**WHAT TO PRODUCE**
Report the number of lines in these entries that contain "focus". Write only the number.
%%
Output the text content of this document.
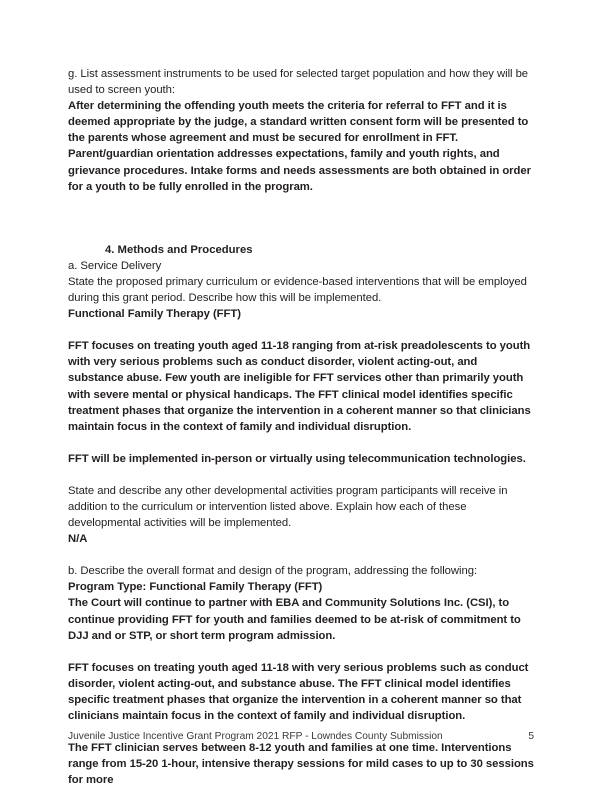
g. List assessment instruments to be used for selected target population and how they will be used to screen youth:

After determining the offending youth meets the criteria for referral to FFT and it is deemed appropriate by the judge, a standard written consent form will be presented to the parents whose agreement and must be secured for enrollment in FFT. Parent/guardian orientation addresses expectations, family and youth rights, and grievance procedures. Intake forms and needs assessments are both obtained in order for a youth to be fully enrolled in the program.

4. Methods and Procedures

a. Service Delivery

State the proposed primary curriculum or evidence-based interventions that will be employed during this grant period. Describe how this will be implemented.

Functional Family Therapy (FFT)

FFT focuses on treating youth aged 11-18 ranging from at-risk preadolescents to youth with very serious problems such as conduct disorder, violent acting-out, and substance abuse. Few youth are ineligible for FFT services other than primarily youth with severe mental or physical handicaps. The FFT clinical model identifies specific treatment phases that organize the intervention in a coherent manner so that clinicians maintain focus in the context of family and individual disruption.

FFT will be implemented in-person or virtually using telecommunication technologies.

State and describe any other developmental activities program participants will receive in addition to the curriculum or intervention listed above. Explain how each of these developmental activities will be implemented.

N/A

b. Describe the overall format and design of the program, addressing the following:

Program Type: Functional Family Therapy (FFT)

The Court will continue to partner with EBA and Community Solutions Inc. (CSI), to continue providing FFT for youth and families deemed to be at-risk of commitment to DJJ and or STP, or short term program admission.

FFT focuses on treating youth aged 11-18 with very serious problems such as conduct disorder, violent acting-out, and substance abuse. The FFT clinical model identifies specific treatment phases that organize the intervention in a coherent manner so that clinicians maintain focus in the context of family and individual disruption.

The FFT clinician serves between 8-12 youth and families at one time. Interventions range from 15-20 1-hour, intensive therapy sessions for mild cases to up to 30 sessions for more

Juvenile Justice Incentive Grant Program 2021 RFP - Lowndes County Submission	5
%%
**PROBLEM SOLUTION**
2